(Records from a dataset)
----------------
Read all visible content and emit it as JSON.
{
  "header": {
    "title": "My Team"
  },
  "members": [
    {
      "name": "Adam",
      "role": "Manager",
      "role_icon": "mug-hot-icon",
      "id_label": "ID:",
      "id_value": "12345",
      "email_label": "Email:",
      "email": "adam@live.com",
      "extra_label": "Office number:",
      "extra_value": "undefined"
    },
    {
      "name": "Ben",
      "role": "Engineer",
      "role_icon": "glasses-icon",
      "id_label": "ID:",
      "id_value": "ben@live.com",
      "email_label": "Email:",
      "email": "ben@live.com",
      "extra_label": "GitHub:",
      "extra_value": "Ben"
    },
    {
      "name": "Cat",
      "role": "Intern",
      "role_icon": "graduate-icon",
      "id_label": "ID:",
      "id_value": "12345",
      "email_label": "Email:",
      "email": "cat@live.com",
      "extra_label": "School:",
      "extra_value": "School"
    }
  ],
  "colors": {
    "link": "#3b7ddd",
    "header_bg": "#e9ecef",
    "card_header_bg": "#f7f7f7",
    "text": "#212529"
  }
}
----------------
All the entries above need to be reproduced exactly.

(SOLUTION TO THE PROBLEM)
Read all visible content and emit it as JSON.
{
  "header": {
    "title": "My Team"
  },
  "members": [
    {
      "name": "Adam",
      "role": "Manager",
      "role_icon": "mug-hot-icon",
      "id_label": "ID:",
      "id_value": "12345",
      "email_label": "Email:",
      "email": "adam@live.com",
      "extra_label": "Office number:",
      "extra_value": "undefined"
    },
    {
      "name": "Ben",
      "role": "Engineer",
      "role_icon": "glasses-icon",
      "id_label": "ID:",
      "id_value": "ben@live.com",
      "email_label": "Email:",
      "email": "ben@live.com",
      "extra_label": "GitHub:",
      "extra_value": "Ben"
    },
    {
      "name": "Cat",
      "role": "Intern",
      "role_icon": "graduate-icon",
      "id_label": "ID:",
      "id_value": "12345",
      "email_label": "Email:",
      "email": "cat@live.com",
      "extra_label": "School:",
      "extra_value": "School"
    }
  ],
  "colors": {
    "link": "#3b7ddd",
    "header_bg": "#e9ecef",
    "card_header_bg": "#f7f7f7",
    "text": "#212529"
  }
}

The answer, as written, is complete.